== WHAT TO WORK ON ==
Search the material for the word "JSON" and copy each line that holds it.

Figure dataset records:
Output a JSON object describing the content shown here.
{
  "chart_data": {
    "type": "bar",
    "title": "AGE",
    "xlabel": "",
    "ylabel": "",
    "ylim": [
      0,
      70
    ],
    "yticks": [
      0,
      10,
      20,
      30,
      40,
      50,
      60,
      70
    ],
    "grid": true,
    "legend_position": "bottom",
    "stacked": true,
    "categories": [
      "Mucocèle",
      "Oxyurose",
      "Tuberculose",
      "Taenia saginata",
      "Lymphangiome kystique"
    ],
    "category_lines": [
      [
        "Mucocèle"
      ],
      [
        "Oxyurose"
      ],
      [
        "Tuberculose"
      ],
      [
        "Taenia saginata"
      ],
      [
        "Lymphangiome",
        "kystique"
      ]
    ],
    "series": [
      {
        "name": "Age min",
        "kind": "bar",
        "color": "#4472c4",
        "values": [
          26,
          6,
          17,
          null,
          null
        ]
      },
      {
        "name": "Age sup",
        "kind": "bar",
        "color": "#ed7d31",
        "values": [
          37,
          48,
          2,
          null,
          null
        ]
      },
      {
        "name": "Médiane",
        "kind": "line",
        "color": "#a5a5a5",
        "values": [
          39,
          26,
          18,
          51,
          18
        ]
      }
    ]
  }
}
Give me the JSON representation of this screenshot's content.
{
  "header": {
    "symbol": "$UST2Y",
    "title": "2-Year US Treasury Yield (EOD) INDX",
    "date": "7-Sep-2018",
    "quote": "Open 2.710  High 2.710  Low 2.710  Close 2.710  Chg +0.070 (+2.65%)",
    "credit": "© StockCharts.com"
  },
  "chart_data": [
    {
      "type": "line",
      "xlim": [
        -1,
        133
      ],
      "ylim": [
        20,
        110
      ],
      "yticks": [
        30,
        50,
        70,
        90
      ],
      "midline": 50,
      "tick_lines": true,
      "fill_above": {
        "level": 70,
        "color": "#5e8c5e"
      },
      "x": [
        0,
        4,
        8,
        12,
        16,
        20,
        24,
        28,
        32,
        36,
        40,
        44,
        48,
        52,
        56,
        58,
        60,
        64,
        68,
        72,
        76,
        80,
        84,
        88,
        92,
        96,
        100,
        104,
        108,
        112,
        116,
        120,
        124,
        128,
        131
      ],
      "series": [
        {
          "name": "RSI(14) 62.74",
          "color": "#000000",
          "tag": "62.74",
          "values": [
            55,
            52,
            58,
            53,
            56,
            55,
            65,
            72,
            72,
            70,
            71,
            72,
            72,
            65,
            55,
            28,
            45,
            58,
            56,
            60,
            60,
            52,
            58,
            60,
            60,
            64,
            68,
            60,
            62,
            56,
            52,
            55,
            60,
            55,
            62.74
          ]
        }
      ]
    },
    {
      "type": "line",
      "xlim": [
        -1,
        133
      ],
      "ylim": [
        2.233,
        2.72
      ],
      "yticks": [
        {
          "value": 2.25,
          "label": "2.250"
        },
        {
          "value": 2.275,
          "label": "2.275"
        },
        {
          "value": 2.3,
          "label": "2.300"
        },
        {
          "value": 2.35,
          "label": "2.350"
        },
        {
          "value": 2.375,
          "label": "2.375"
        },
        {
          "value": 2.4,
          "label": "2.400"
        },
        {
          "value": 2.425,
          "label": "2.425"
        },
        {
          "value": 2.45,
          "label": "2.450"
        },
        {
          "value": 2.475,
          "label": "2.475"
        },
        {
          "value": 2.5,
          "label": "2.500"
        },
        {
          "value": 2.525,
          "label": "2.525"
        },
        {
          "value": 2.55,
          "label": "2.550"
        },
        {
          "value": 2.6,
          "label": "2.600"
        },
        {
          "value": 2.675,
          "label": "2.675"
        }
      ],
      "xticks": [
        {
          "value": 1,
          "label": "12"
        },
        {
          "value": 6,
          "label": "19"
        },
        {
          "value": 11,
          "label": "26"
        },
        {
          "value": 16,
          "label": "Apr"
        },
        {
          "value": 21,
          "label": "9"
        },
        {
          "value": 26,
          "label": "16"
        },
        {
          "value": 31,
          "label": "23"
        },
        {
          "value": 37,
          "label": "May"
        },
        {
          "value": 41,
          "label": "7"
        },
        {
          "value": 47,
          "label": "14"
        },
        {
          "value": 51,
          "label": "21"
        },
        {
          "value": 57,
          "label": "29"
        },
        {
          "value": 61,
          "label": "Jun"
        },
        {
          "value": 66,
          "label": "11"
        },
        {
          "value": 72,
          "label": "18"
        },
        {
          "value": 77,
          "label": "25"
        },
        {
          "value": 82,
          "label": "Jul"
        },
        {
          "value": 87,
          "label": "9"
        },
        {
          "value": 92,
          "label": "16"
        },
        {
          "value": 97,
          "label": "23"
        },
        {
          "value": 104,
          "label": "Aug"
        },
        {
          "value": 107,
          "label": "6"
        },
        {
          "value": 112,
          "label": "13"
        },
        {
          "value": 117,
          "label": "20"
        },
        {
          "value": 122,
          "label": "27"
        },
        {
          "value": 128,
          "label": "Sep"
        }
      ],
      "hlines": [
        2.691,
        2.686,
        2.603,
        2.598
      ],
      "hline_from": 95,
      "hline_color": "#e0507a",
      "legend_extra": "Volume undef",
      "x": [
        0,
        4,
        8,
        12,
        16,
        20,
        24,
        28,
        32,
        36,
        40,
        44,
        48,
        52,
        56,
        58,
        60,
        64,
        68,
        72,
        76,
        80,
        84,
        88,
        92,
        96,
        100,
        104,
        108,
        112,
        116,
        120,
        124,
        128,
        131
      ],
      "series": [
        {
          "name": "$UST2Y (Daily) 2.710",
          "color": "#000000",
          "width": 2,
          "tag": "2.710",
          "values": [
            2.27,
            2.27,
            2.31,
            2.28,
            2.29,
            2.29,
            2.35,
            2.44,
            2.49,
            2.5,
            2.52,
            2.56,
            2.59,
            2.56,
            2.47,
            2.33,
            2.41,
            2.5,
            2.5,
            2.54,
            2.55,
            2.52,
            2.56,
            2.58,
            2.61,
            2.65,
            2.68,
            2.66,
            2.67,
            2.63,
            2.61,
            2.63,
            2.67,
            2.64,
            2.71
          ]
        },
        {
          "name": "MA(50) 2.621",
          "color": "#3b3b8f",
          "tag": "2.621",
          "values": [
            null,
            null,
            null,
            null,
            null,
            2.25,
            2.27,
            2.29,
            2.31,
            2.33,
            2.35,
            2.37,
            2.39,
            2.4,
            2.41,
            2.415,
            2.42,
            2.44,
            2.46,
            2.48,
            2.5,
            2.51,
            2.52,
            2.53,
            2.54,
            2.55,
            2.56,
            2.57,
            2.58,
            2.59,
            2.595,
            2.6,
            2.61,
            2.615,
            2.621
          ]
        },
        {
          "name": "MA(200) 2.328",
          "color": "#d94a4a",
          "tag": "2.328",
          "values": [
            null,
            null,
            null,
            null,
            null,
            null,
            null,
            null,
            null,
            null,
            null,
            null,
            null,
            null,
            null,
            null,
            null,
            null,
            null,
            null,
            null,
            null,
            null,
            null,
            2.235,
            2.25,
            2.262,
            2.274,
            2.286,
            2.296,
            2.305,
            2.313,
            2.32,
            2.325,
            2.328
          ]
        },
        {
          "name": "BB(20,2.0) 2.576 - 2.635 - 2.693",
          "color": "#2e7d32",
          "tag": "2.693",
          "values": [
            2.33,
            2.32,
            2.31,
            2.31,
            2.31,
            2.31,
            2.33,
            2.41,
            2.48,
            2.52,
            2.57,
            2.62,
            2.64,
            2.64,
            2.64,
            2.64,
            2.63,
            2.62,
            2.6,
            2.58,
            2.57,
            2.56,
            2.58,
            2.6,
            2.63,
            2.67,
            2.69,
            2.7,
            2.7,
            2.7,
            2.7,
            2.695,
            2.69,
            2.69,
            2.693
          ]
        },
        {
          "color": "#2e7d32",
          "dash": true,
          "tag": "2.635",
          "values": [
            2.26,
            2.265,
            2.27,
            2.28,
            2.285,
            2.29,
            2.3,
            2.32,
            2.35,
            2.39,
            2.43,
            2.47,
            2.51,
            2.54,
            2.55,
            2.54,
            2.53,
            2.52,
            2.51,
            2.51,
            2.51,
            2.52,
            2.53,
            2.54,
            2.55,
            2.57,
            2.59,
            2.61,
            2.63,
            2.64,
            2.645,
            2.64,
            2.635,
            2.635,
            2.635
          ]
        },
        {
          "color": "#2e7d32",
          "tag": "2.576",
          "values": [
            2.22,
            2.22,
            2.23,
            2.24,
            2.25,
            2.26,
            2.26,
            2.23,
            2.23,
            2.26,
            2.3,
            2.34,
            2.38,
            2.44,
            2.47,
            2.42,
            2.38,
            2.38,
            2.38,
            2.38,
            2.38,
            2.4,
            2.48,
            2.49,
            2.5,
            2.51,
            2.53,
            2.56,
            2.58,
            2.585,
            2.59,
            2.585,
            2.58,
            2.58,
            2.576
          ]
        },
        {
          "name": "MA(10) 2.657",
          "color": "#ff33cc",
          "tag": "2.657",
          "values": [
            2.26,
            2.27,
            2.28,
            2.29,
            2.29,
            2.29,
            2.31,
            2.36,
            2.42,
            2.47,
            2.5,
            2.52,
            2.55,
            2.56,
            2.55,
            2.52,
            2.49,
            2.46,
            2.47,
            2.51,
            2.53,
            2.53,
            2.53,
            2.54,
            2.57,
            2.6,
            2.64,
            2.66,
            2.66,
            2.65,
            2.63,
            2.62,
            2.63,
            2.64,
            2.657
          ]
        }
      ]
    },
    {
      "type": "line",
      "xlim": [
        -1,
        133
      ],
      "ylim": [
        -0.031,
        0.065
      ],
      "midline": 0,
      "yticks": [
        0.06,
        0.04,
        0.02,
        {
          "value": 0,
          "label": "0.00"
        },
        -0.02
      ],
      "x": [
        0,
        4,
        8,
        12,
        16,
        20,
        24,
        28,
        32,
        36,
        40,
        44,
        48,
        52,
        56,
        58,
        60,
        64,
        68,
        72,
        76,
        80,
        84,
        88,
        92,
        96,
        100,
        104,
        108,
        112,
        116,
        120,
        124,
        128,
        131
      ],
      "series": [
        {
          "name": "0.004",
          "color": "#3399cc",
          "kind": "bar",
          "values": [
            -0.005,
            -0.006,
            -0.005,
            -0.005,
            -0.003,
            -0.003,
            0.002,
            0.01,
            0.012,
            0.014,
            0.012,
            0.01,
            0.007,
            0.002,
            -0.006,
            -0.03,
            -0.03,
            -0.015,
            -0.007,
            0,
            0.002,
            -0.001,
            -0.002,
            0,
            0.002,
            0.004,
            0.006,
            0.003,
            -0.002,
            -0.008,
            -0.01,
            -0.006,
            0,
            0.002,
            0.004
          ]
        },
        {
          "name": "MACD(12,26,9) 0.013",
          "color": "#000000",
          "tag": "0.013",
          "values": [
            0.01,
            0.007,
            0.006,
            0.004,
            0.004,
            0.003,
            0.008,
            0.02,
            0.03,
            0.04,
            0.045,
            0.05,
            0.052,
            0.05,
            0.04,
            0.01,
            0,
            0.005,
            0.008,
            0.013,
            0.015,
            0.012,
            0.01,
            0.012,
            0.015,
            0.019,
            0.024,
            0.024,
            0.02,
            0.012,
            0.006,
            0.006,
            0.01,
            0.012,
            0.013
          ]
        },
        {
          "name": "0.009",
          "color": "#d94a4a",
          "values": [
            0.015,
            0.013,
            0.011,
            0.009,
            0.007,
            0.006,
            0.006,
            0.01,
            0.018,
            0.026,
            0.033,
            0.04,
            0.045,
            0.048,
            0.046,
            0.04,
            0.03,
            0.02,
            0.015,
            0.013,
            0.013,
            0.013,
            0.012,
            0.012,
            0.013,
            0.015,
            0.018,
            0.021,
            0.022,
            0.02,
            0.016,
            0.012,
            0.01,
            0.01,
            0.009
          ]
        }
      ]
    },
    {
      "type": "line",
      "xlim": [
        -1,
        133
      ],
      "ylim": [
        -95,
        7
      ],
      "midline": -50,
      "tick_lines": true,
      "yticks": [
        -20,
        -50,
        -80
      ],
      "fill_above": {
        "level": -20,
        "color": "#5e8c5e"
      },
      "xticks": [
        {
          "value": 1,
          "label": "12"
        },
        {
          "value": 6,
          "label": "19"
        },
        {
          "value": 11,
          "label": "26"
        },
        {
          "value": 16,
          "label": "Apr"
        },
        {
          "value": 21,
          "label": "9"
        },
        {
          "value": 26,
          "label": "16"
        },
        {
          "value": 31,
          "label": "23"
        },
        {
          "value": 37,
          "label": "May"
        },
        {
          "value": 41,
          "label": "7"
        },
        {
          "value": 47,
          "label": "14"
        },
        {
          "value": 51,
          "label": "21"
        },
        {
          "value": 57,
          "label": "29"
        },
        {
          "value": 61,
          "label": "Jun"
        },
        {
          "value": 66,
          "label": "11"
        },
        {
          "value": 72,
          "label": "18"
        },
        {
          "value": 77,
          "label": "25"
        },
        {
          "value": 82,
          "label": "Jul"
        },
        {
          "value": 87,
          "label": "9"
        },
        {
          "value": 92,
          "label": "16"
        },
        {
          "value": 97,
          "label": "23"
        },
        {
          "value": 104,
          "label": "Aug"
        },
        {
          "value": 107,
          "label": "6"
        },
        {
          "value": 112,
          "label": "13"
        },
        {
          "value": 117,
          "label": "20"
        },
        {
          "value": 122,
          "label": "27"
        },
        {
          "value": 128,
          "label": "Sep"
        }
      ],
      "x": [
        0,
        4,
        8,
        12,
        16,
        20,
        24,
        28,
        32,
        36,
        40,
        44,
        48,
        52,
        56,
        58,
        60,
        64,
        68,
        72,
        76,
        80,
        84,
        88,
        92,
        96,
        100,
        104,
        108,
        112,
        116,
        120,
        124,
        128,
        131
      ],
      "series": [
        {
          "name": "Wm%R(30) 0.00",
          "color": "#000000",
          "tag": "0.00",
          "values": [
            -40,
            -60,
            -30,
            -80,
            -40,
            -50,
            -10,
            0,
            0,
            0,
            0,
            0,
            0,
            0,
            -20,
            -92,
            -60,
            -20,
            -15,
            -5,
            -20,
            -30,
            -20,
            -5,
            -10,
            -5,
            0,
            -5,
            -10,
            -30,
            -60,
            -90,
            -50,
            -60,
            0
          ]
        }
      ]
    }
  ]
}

== EXERCISE SOLUTION ==
Output a JSON object describing the content shown here.
Give me the JSON representation of this screenshot's content.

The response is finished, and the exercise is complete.